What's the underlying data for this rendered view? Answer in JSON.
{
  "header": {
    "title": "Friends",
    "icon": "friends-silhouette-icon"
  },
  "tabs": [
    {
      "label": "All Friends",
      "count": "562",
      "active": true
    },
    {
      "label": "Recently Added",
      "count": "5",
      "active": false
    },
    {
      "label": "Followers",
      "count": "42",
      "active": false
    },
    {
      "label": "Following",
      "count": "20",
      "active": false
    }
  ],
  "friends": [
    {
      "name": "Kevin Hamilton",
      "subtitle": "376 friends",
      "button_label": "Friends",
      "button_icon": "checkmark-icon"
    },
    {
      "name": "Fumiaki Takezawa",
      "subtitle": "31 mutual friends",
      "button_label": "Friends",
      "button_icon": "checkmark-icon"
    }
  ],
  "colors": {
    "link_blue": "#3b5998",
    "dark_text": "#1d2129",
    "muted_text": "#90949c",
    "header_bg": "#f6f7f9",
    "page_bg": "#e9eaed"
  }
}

——

--- WHAT THE EXERCISE ASKS ---
The string "name" may appear in lines of the listing above; tally those lines and give the number only.

--- CORRECT OUTPUT ---
2